Dataset records>
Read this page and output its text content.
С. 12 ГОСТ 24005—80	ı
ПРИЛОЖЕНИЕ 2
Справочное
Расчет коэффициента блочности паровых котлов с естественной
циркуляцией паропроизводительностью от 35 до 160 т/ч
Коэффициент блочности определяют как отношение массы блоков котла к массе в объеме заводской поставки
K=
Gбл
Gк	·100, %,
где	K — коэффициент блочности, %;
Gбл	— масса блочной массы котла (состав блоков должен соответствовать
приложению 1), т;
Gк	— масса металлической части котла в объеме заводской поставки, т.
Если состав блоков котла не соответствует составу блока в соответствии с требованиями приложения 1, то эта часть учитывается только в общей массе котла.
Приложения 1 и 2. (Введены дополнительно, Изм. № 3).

WHAT YOU WILL DO>
Print the whole listing again, exactly.

EXERCISE SOLUTION>
Read this page and output its text content.
С. 12 ГОСТ 24005—80	ı
ПРИЛОЖЕНИЕ 2
Справочное
Расчет коэффициента блочности паровых котлов с естественной
циркуляцией паропроизводительностью от 35 до 160 т/ч
Коэффициент блочности определяют как отношение массы блоков котла к массе в объеме заводской поставки
K=
Gбл
Gк	·100, %,
где	K — коэффициент блочности, %;
Gбл	— масса блочной массы котла (состав блоков должен соответствовать
приложению 1), т;
Gк	— масса металлической части котла в объеме заводской поставки, т.
Если состав блоков котла не соответствует составу блока в соответствии с требованиями приложения 1, то эта часть учитывается только в общей массе котла.
Приложения 1 и 2. (Введены дополнительно, Изм. № 3).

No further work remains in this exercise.